**WHAT IS REQUIRED:** Translate this sentence from the recipe and restaurant text into Spanish: "The exact species varies, of course, with the market."

--- start of SUPPLIED TEXT ---

3. Add the chicken pieces and brown, all round. Add the brandy and (if you like and are very careful) flame it off. (You can also just let it boil mostly away.)

4. Add the chicken stock and tomatoes. Bring the pan to a light boil, then lower to a simmer and cover. Cook on the lowest heat for 50 minutes, turning the chicken now and then.

5. After 50 minutes, add the mushrooms, crawfish tails and lemon juice. Cover and continue simmering for another ten minutes.

6. Place two pieces of chicken per person on plates. Adjust salt and pepper in the sauce and serve around and over the chicken.

Serves four.

Fish In A Bag @ Borgne

Until Katrina, one of the most famous fancy restaurant fish dishes in New Orleans was pompano en papillote. Fish cooked in a paper bag. It was fancy and terrible, at least the way Antoine’s was doing it. But Antoine’s wisely chose to let the dish die in the flood, and unless you ask for it in advance you won’t find it there any more. But it was the recipe, not the concept that was flawed, and a few other chefs have tried their hands in reviving the dish. The best of them is so good that it has become a signature dish at Borgne. Chef Brian Landry reworked the dish by removing the heavy, gloppy seafood sauce of old and replacing it with some savory vegetables and crabmeat. This keeps the fish flavor as the top note, and releases enough steam inside the bag (that’s the idea) to keep the fish moist. The exact species varies, of course, with the market.

--- end of SUPPLIED TEXT ---
--- start of SUPPLIED INFORMATION ---

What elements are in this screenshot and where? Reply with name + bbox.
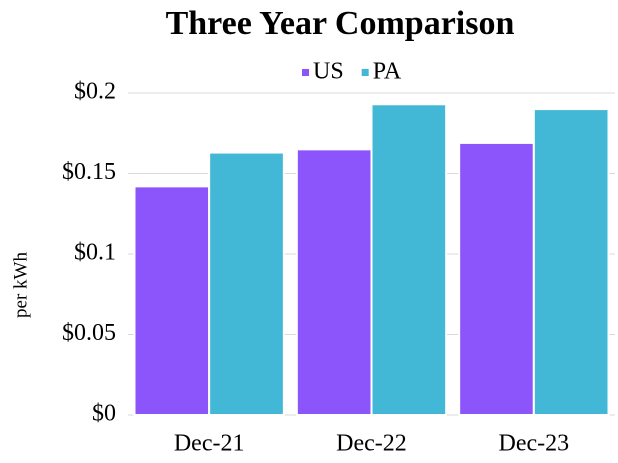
bar bbox=[208, 151, 285, 416]
bar bbox=[370, 103, 448, 417]
y-axis-label: per kWh bbox=[10, 252, 31, 318]
chart-title: Three Year Comparison bbox=[166, 5, 515, 42]
legend-marker bbox=[361, 69, 369, 76]
legend-label: PA bbox=[373, 59, 402, 85]
y-tick-label: $0.2 bbox=[74, 79, 116, 105]
bar bbox=[295, 148, 373, 416]
y-tick-label: $0.1 bbox=[74, 240, 116, 266]
bar bbox=[133, 185, 211, 416]
y-tick-label: $0.05 bbox=[62, 320, 116, 346]
x-tick-label: Dec-21 bbox=[174, 431, 245, 457]
y-tick-label: $0 bbox=[92, 401, 116, 427]
x-tick-label: Dec-23 bbox=[499, 431, 570, 457]
legend-label: US bbox=[313, 59, 344, 85]
x-tick-label: Dec-22 bbox=[336, 431, 407, 457]
legend-marker bbox=[302, 69, 309, 76]
bar bbox=[532, 108, 610, 416]
bar bbox=[458, 141, 535, 416]
y-tick-label: $0.15 bbox=[62, 159, 116, 185]
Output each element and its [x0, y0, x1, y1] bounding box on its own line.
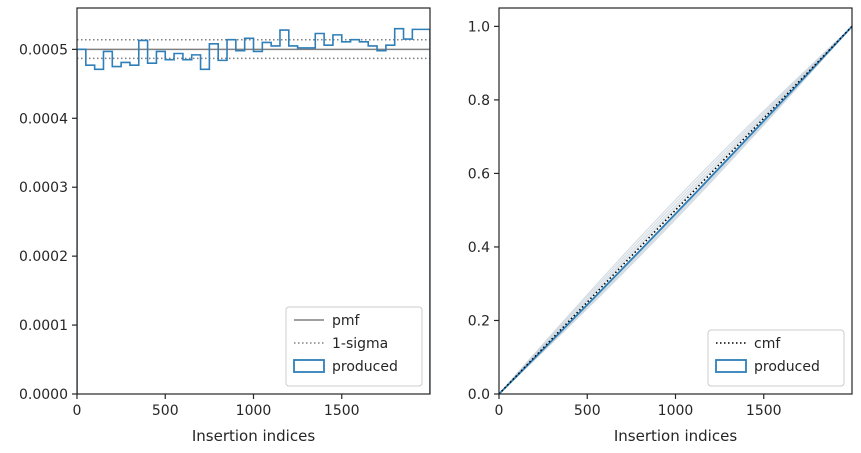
right-y-tick-label: 0.8 [468, 93, 490, 109]
right-y-tick-label: 0.4 [468, 240, 490, 256]
left-ticks: 0 500 1000 1500 0.0000 0.0001 0.0002 0.0003 0.00… [19, 42, 360, 419]
left-y-tick-label: 0.0002 [19, 249, 68, 265]
right-legend: cmf produced [707, 329, 845, 387]
right-y-tick-label: 1.0 [468, 19, 490, 35]
right-x-tick-label: 1000 [658, 403, 694, 419]
cmf-reference-line [498, 25, 853, 395]
left-legend-label-pmf: pmf [332, 313, 361, 329]
right-y-tick-label: 0.2 [468, 313, 490, 329]
background-cmf-line [498, 25, 853, 395]
left-y-tick-label: 0.0003 [19, 180, 68, 196]
right-x-tick-label: 0 [495, 403, 504, 419]
left-x-tick-label: 1500 [324, 403, 360, 419]
left-x-axis-label: Insertion indices [192, 427, 315, 445]
right-panel: 0 500 1000 1500 0.0 0.2 0.4 0.6 0.8 1.0 Insertion… [468, 7, 853, 445]
right-x-tick-label: 500 [574, 403, 601, 419]
background-cmf-line [498, 25, 853, 395]
right-legend-swatch-produced [715, 359, 747, 373]
right-lines-group [498, 25, 853, 395]
left-legend-swatch-produced [293, 359, 325, 373]
left-y-tick-label: 0.0001 [19, 318, 68, 334]
left-panel: 0 500 1000 1500 0.0000 0.0001 0.0002 0.0003 0.00… [19, 7, 431, 445]
background-cmf-line [498, 25, 853, 395]
produced-cmf-line [498, 25, 853, 395]
left-legend: pmf 1-sigma produced [285, 306, 423, 387]
produced-histogram-step [77, 27, 430, 394]
left-legend-box [285, 306, 423, 387]
left-x-tick-label: 1000 [236, 403, 272, 419]
background-cmf-line [498, 25, 853, 395]
background-cmf-line [498, 25, 853, 395]
right-x-tick-label: 1500 [746, 403, 782, 419]
right-y-tick-label: 0.6 [468, 166, 490, 182]
left-y-tick-label: 0.0000 [19, 387, 68, 403]
right-y-tick-label: 0.0 [468, 387, 490, 403]
left-legend-label-1-sigma: 1-sigma [332, 336, 388, 352]
right-ticks: 0 500 1000 1500 0.0 0.2 0.4 0.6 0.8 1.0 [468, 19, 782, 419]
left-y-tick-label: 0.0004 [19, 111, 68, 127]
left-x-tick-label: 0 [73, 403, 82, 419]
left-y-tick-label: 0.0005 [19, 42, 68, 58]
left-x-tick-label: 500 [152, 403, 179, 419]
left-histogram-group [77, 27, 430, 394]
left-legend-label-produced: produced [332, 359, 398, 375]
right-legend-label-cmf: cmf [754, 336, 781, 352]
right-x-axis-label: Insertion indices [614, 427, 737, 445]
right-legend-label-produced: produced [754, 359, 820, 375]
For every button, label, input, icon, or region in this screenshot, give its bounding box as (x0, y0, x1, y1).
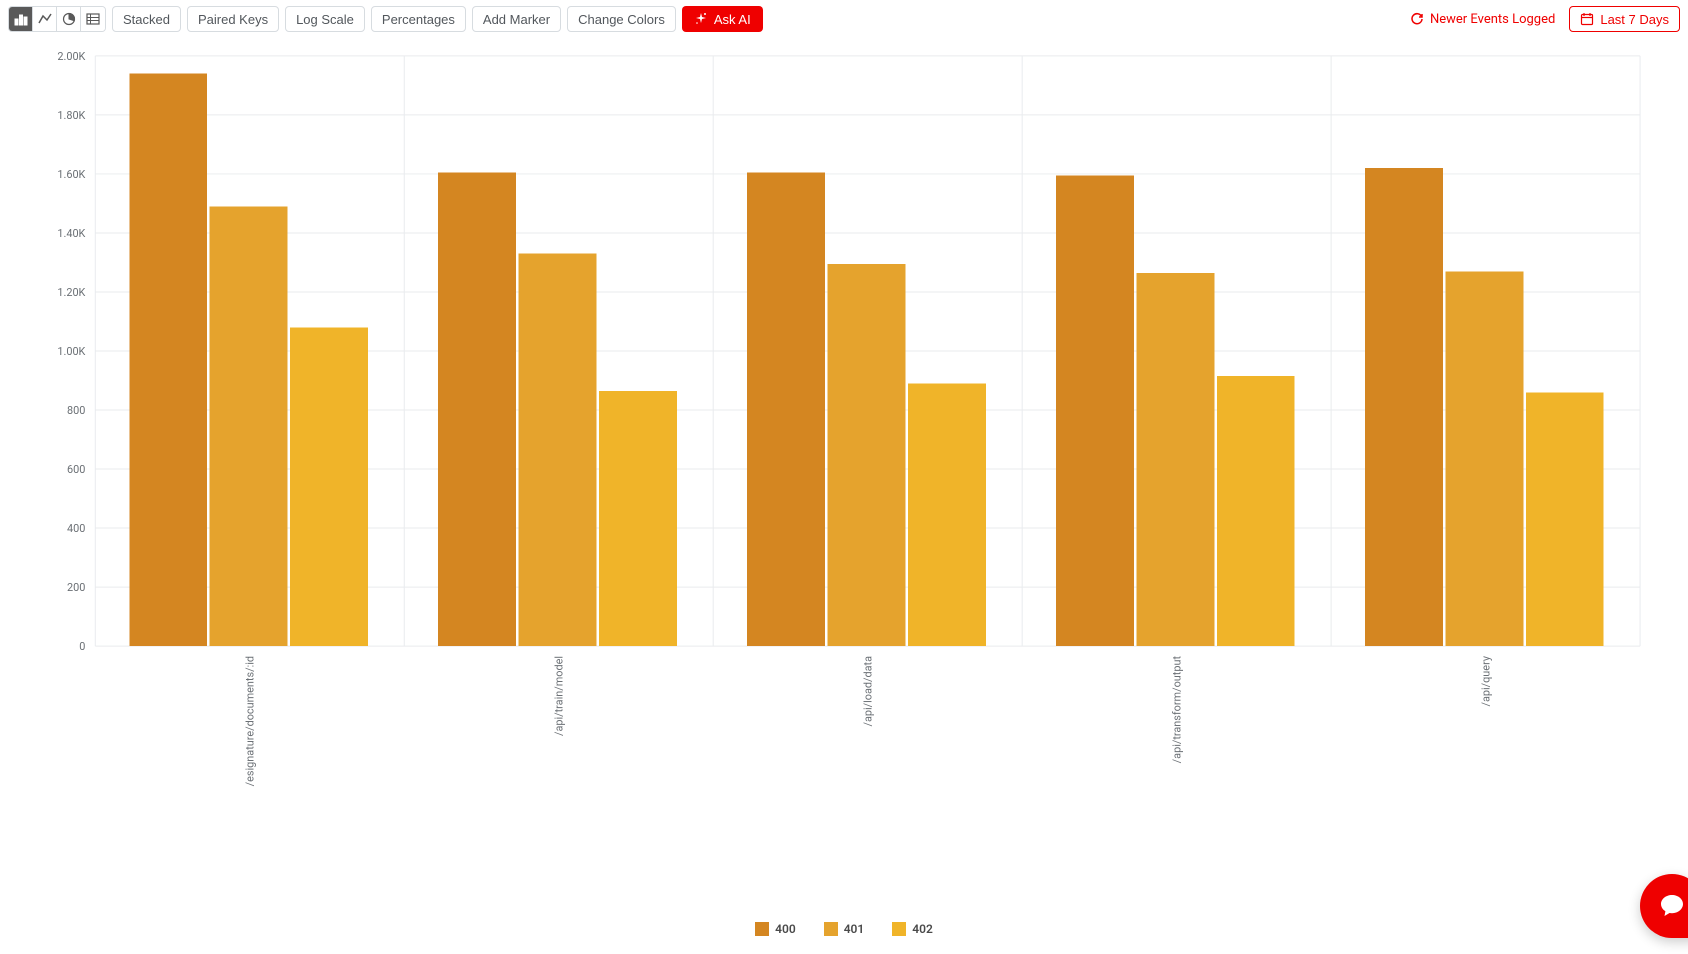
date-range-label: Last 7 Days (1600, 12, 1669, 27)
y-tick-label: 2.00K (57, 50, 85, 63)
bar[interactable] (908, 383, 986, 646)
x-axis-label: /esignature/documents/:id (244, 656, 257, 786)
change-colors-button[interactable]: Change Colors (567, 6, 676, 32)
y-tick-label: 1.00K (57, 345, 85, 358)
bar[interactable] (1217, 376, 1295, 646)
x-axis-label: /api/query (1480, 655, 1493, 706)
bar[interactable] (747, 172, 825, 646)
bar[interactable] (1445, 271, 1523, 646)
bar[interactable] (828, 264, 906, 646)
calendar-icon (1580, 12, 1594, 26)
legend-label: 400 (775, 922, 796, 936)
stacked-button[interactable]: Stacked (112, 6, 181, 32)
y-tick-label: 400 (67, 522, 85, 535)
legend-item[interactable]: 401 (824, 922, 865, 936)
legend-swatch (892, 922, 906, 936)
y-tick-label: 1.60K (57, 168, 85, 181)
ask-ai-button[interactable]: Ask AI (682, 6, 763, 32)
y-tick-label: 800 (67, 404, 85, 417)
bar[interactable] (129, 74, 207, 646)
sparkle-icon (694, 12, 708, 26)
bar[interactable] (519, 254, 597, 646)
bar[interactable] (599, 391, 677, 646)
y-tick-label: 200 (67, 581, 85, 594)
x-axis-label: /api/load/data (862, 656, 875, 727)
chart-legend: 400 401 402 (0, 922, 1688, 936)
date-range-button[interactable]: Last 7 Days (1569, 6, 1680, 32)
legend-swatch (755, 922, 769, 936)
chat-icon (1658, 892, 1686, 920)
pie-chart-icon (62, 12, 76, 26)
percentages-button[interactable]: Percentages (371, 6, 466, 32)
bar[interactable] (290, 327, 368, 646)
table-icon (86, 12, 100, 26)
legend-item[interactable]: 400 (755, 922, 796, 936)
chart-type-line[interactable] (33, 7, 57, 31)
legend-label: 402 (912, 922, 933, 936)
bar[interactable] (1136, 273, 1214, 646)
y-tick-label: 0 (79, 640, 85, 653)
legend-swatch (824, 922, 838, 936)
toolbar: Stacked Paired Keys Log Scale Percentage… (0, 0, 1688, 38)
refresh-icon (1410, 12, 1424, 26)
add-marker-button[interactable]: Add Marker (472, 6, 561, 32)
bar[interactable] (438, 172, 516, 646)
paired-keys-button[interactable]: Paired Keys (187, 6, 279, 32)
y-tick-label: 1.40K (57, 227, 85, 240)
newer-events-label: Newer Events Logged (1430, 12, 1555, 27)
bar-chart-icon (14, 12, 28, 26)
y-tick-label: 1.20K (57, 286, 85, 299)
y-tick-label: 600 (67, 463, 85, 476)
x-axis-label: /api/train/model (553, 656, 566, 736)
ask-ai-label: Ask AI (714, 12, 751, 27)
bar[interactable] (1365, 168, 1443, 646)
bar[interactable] (210, 206, 288, 646)
bar[interactable] (1526, 392, 1604, 646)
line-chart-icon (38, 12, 52, 26)
bar[interactable] (1056, 175, 1134, 646)
log-scale-button[interactable]: Log Scale (285, 6, 365, 32)
y-tick-label: 1.80K (57, 109, 85, 122)
chart-svg: 0 200 400 600 800 1.00K 1.20K 1.40K 1.60K 1.80K 2.… (8, 46, 1664, 858)
legend-item[interactable]: 402 (892, 922, 933, 936)
legend-label: 401 (844, 922, 865, 936)
chart-container: 0 200 400 600 800 1.00K 1.20K 1.40K 1.60K 1.80K 2.… (0, 38, 1688, 858)
chart-type-selector (8, 6, 106, 32)
x-axis-label: /api/transform/output (1171, 656, 1184, 764)
chart-type-bar[interactable] (9, 7, 33, 31)
newer-events-link[interactable]: Newer Events Logged (1402, 12, 1563, 27)
chart-type-pie[interactable] (57, 7, 81, 31)
chart-type-table[interactable] (81, 7, 105, 31)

--- end of SUPPLIED INFORMATION ---

**FULL SOLUTION:** La especie exacta varía, por supuesto, según el mercado.